* Direction
Arrange every line of the entries below as a numbered list, leaving out blank lines and omitting the pictures from the answer.

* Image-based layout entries
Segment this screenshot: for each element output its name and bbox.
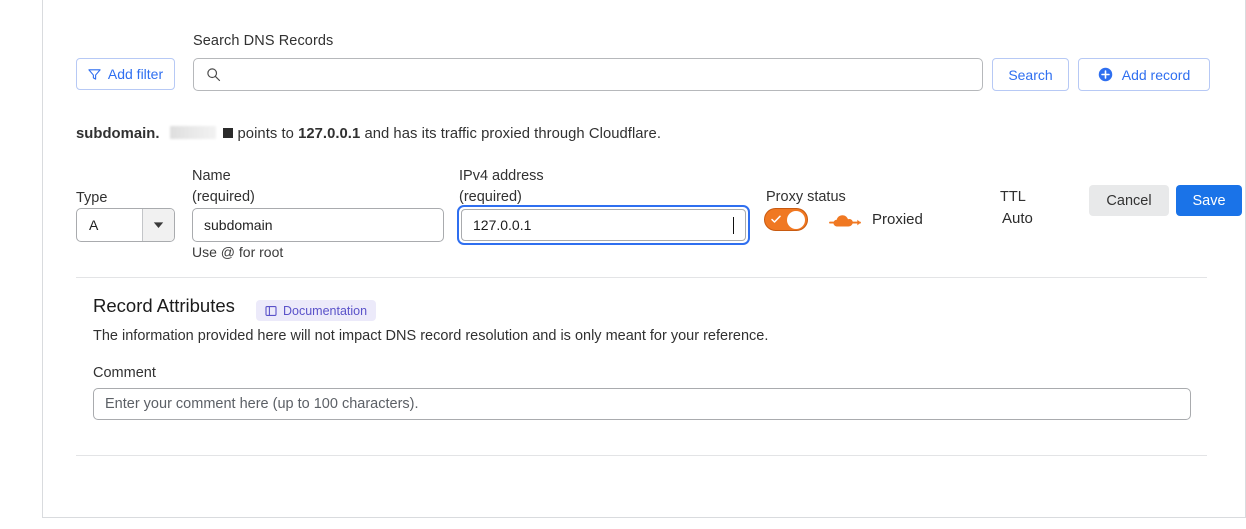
proxy-status-group: Proxied — [764, 208, 923, 231]
add-record-button[interactable]: Add record — [1078, 58, 1210, 91]
record-attributes-heading: Record Attributes — [93, 295, 235, 316]
record-type-value: A — [89, 217, 99, 233]
add-filter-label: Add filter — [107, 66, 164, 82]
comment-input[interactable] — [93, 388, 1191, 420]
name-label-line2: (required) — [192, 189, 255, 205]
record-attributes-description: The information provided here will not i… — [93, 328, 769, 344]
redaction-square-icon — [222, 128, 233, 138]
ipv4-address-field[interactable] — [461, 209, 746, 241]
toggle-knob — [787, 210, 805, 229]
search-dns-records-box[interactable] — [193, 58, 983, 91]
filter-funnel-icon — [88, 68, 101, 80]
plus-circle-icon — [1098, 67, 1112, 82]
ipv4-address-input[interactable] — [473, 210, 734, 240]
divider-above-footer — [76, 455, 1207, 456]
record-card: Search DNS Records Add filter Search Add… — [42, 0, 1246, 518]
comment-label: Comment — [93, 365, 156, 381]
record-fields-row: Type Name (required) IPv4 address (requi… — [76, 160, 1207, 268]
type-label: Type — [76, 190, 108, 206]
summary-ip: 127.0.0.1 — [298, 126, 361, 142]
name-label-line1: Name — [192, 168, 231, 184]
record-type-select[interactable]: A — [76, 208, 175, 242]
text-caret — [733, 216, 734, 234]
cloudflare-cloud-proxied-icon — [829, 214, 861, 226]
ttl-value: Auto — [1002, 210, 1033, 227]
record-summary-line: subdomain. points to 127.0.0.1 and has it… — [76, 126, 1207, 142]
name-label: Name (required) — [192, 166, 255, 208]
save-button[interactable]: Save — [1176, 185, 1242, 216]
record-name-input[interactable] — [192, 208, 444, 242]
documentation-badge[interactable]: Documentation — [256, 300, 377, 321]
cancel-button[interactable]: Cancel — [1089, 185, 1169, 216]
search-icon — [207, 68, 221, 82]
summary-points-to: points to — [237, 126, 294, 142]
check-icon — [771, 215, 781, 223]
ttl-label: TTL — [1000, 189, 1026, 205]
search-input[interactable] — [221, 59, 972, 90]
ipv4-label: IPv4 address (required) — [459, 166, 544, 208]
search-button[interactable]: Search — [992, 58, 1069, 91]
summary-subdomain: subdomain. — [76, 126, 160, 142]
name-hint-text: Use @ for root — [192, 244, 284, 260]
add-record-label: Add record — [1121, 66, 1191, 83]
ipv4-address-field-focus-ring — [457, 205, 750, 245]
documentation-badge-label: Documentation — [283, 303, 368, 318]
search-dns-records-label: Search DNS Records — [193, 33, 334, 49]
book-icon — [265, 305, 277, 316]
dns-record-editor-screen: Search DNS Records Add filter Search Add… — [0, 0, 1246, 529]
redacted-domain-block — [169, 126, 216, 139]
proxy-status-toggle[interactable] — [764, 208, 808, 231]
chevron-down-icon[interactable] — [142, 209, 174, 241]
summary-tail: and has its traffic proxied through Clou… — [364, 126, 661, 142]
ipv4-label-line1: IPv4 address — [459, 168, 544, 184]
dns-toolbar: Search DNS Records Add filter Search Add… — [76, 28, 1210, 91]
add-filter-button[interactable]: Add filter — [76, 58, 175, 90]
proxy-status-label: Proxy status — [766, 189, 846, 205]
divider-above-attributes — [76, 277, 1207, 278]
proxy-status-text: Proxied — [872, 211, 923, 228]
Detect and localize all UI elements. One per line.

* Exercise result
1. Segment this screenshot: for each element output its name and bbox.
2. proxy-status-group: Proxied — [764, 208, 923, 231]
3. add-record-button[interactable]: Add record — [1078, 58, 1210, 91]
4. record-attributes-heading: Record Attributes — [93, 295, 235, 316]
5. record-type-value: A — [89, 217, 99, 233]
6. add-filter-label: Add filter — [107, 66, 164, 82]
7. comment-input[interactable] — [93, 388, 1191, 420]
8. name-label-line2: (required) — [192, 189, 255, 205]
9. record-attributes-description: The information provided here will not i… — [93, 328, 769, 344]
10. redaction-square-icon — [222, 128, 233, 138]
11. ipv4-address-field[interactable] — [461, 209, 746, 241]
12. toggle-knob — [787, 210, 805, 229]
13. search-dns-records-box[interactable] — [193, 58, 983, 91]
14. filter-funnel-icon — [88, 68, 101, 80]
15. plus-circle-icon — [1098, 67, 1112, 82]
16. ipv4-address-input[interactable] — [473, 210, 734, 240]
17. divider-above-footer — [76, 455, 1207, 456]
18. record-card: Search DNS Records Add filter Search Add… — [42, 0, 1246, 518]
19. comment-label: Comment — [93, 365, 156, 381]
20. record-fields-row: Type Name (required) IPv4 address (requi… — [76, 160, 1207, 268]
21. type-label: Type — [76, 190, 108, 206]
22. summary-ip: 127.0.0.1 — [298, 126, 361, 142]
23. name-label-line1: Name — [192, 168, 231, 184]
24. record-type-select[interactable]: A — [76, 208, 175, 242]
25. text-caret — [733, 216, 734, 234]
26. cloudflare-cloud-proxied-icon — [829, 214, 861, 226]
27. ttl-value: Auto — [1002, 210, 1033, 227]
28. record-summary-line: subdomain. points to 127.0.0.1 and has it… — [76, 126, 1207, 142]
29. name-label: Name (required) — [192, 166, 255, 208]
30. save-button[interactable]: Save — [1176, 185, 1242, 216]
31. record-name-input[interactable] — [192, 208, 444, 242]
32. documentation-badge[interactable]: Documentation — [256, 300, 377, 321]
33. cancel-button[interactable]: Cancel — [1089, 185, 1169, 216]
34. search-icon — [207, 68, 221, 82]
35. summary-points-to: points to — [237, 126, 294, 142]
36. check-icon — [771, 215, 781, 223]
37. ttl-label: TTL — [1000, 189, 1026, 205]
38. search-input[interactable] — [221, 59, 972, 90]
39. ipv4-label: IPv4 address (required) — [459, 166, 544, 208]
40. search-button[interactable]: Search — [992, 58, 1069, 91]
41. summary-subdomain: subdomain. — [76, 126, 160, 142]
42. name-hint-text: Use @ for root — [192, 244, 284, 260]
43. add-record-label: Add record — [1121, 66, 1191, 83]
44. ipv4-address-field-focus-ring — [457, 205, 750, 245]
45. documentation-badge-label: Documentation — [283, 303, 368, 318]
46. search-dns-records-label: Search DNS Records — [193, 33, 334, 49]
47. book-icon — [265, 305, 277, 316]
48. dns-record-editor-screen: Search DNS Records Add filter Search Add… — [0, 0, 1246, 529]
49. redacted-domain-block — [169, 126, 216, 139]
50. proxy-status-toggle[interactable] — [764, 208, 808, 231]
51. chevron-down-icon[interactable] — [142, 209, 174, 241]
52. summary-tail: and has its traffic proxied through Clou… — [364, 126, 661, 142]
53. ipv4-label-line1: IPv4 address — [459, 168, 544, 184]
54. dns-toolbar: Search DNS Records Add filter Search Add… — [76, 28, 1210, 91]
55. add-filter-button[interactable]: Add filter — [76, 58, 175, 90]
56. proxy-status-label: Proxy status — [766, 189, 846, 205]
57. divider-above-attributes — [76, 277, 1207, 278]
58. proxy-status-text: Proxied — [872, 211, 923, 228]
59. Detect and localize all UI elements. One per line.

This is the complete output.